▶ [STATED GOAL]: Report back each line of the records that contains the string "name".
[Start DATA SHOWN]
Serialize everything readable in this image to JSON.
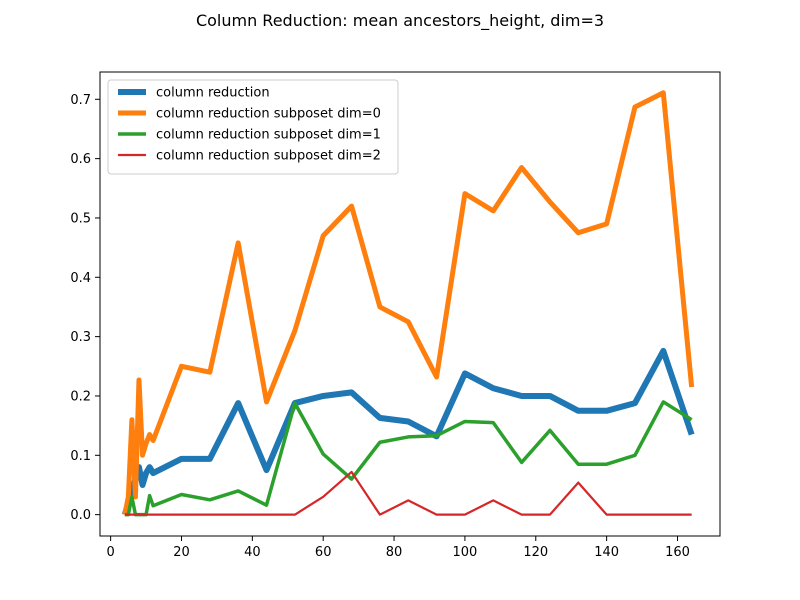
{
  "chart_data": {
    "type": "line",
    "title": "Column Reduction: mean ancestors_height, dim=3",
    "xlabel": "",
    "ylabel": "",
    "xlim": [
      -3,
      172
    ],
    "ylim": [
      -0.036,
      0.746
    ],
    "xticks": [
      0,
      20,
      40,
      60,
      80,
      100,
      120,
      140,
      160
    ],
    "xtick_labels": [
      "0",
      "20",
      "40",
      "60",
      "80",
      "100",
      "120",
      "140",
      "160"
    ],
    "yticks": [
      0.0,
      0.1,
      0.2,
      0.3,
      0.4,
      0.5,
      0.6,
      0.7
    ],
    "ytick_labels": [
      "0.0",
      "0.1",
      "0.2",
      "0.3",
      "0.4",
      "0.5",
      "0.6",
      "0.7"
    ],
    "grid": false,
    "legend_position": "upper-left",
    "series": [
      {
        "name": "column reduction",
        "color": "#1f77b4",
        "x": [
          4,
          5,
          6,
          7,
          8,
          9,
          10,
          11,
          12,
          20,
          28,
          36,
          44,
          52,
          60,
          68,
          76,
          84,
          92,
          100,
          108,
          116,
          124,
          132,
          140,
          148,
          156,
          164
        ],
        "y": [
          0.0,
          0.02,
          0.04,
          0.06,
          0.08,
          0.05,
          0.07,
          0.08,
          0.07,
          0.094,
          0.094,
          0.188,
          0.075,
          0.188,
          0.2,
          0.206,
          0.163,
          0.157,
          0.132,
          0.238,
          0.213,
          0.2,
          0.2,
          0.175,
          0.175,
          0.188,
          0.276,
          0.135
        ]
      },
      {
        "name": "column reduction subposet dim=0",
        "color": "#ff7f0e",
        "x": [
          4,
          5,
          6,
          7,
          8,
          9,
          10,
          11,
          12,
          20,
          28,
          36,
          44,
          52,
          60,
          68,
          76,
          84,
          92,
          100,
          108,
          116,
          124,
          132,
          140,
          148,
          156,
          164
        ],
        "y": [
          0.0,
          0.03,
          0.16,
          0.03,
          0.227,
          0.1,
          0.12,
          0.135,
          0.125,
          0.25,
          0.24,
          0.458,
          0.19,
          0.31,
          0.47,
          0.52,
          0.35,
          0.325,
          0.232,
          0.541,
          0.512,
          0.585,
          0.527,
          0.475,
          0.49,
          0.687,
          0.711,
          0.215
        ]
      },
      {
        "name": "column reduction subposet dim=1",
        "color": "#2ca02c",
        "x": [
          4,
          5,
          6,
          7,
          8,
          9,
          10,
          11,
          12,
          20,
          28,
          36,
          44,
          52,
          60,
          68,
          76,
          84,
          92,
          100,
          108,
          116,
          124,
          132,
          140,
          148,
          156,
          164
        ],
        "y": [
          0.0,
          0.0,
          0.03,
          0.0,
          0.0,
          0.0,
          0.0,
          0.032,
          0.015,
          0.034,
          0.025,
          0.04,
          0.016,
          0.188,
          0.102,
          0.06,
          0.122,
          0.131,
          0.133,
          0.157,
          0.155,
          0.088,
          0.142,
          0.085,
          0.085,
          0.1,
          0.19,
          0.16
        ]
      },
      {
        "name": "column reduction subposet dim=2",
        "color": "#d62728",
        "x": [
          4,
          5,
          6,
          7,
          8,
          9,
          10,
          11,
          12,
          20,
          28,
          36,
          44,
          52,
          60,
          68,
          76,
          84,
          92,
          100,
          108,
          116,
          124,
          132,
          140,
          148,
          156,
          164
        ],
        "y": [
          0.0,
          0.0,
          0.0,
          0.0,
          0.0,
          0.0,
          0.0,
          0.0,
          0.0,
          0.0,
          0.0,
          0.0,
          0.0,
          0.0,
          0.03,
          0.072,
          0.0,
          0.024,
          0.0,
          0.0,
          0.024,
          0.0,
          0.0,
          0.054,
          0.0,
          0.0,
          0.0,
          0.0
        ]
      }
    ]
  }
}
[End DATA SHOWN]
▶ [TASK OUTPUT]:
        "name": "column reduction",
        "name": "column reduction subposet dim=0",
        "name": "column reduction subposet dim=1",
        "name": "column reduction subposet dim=2",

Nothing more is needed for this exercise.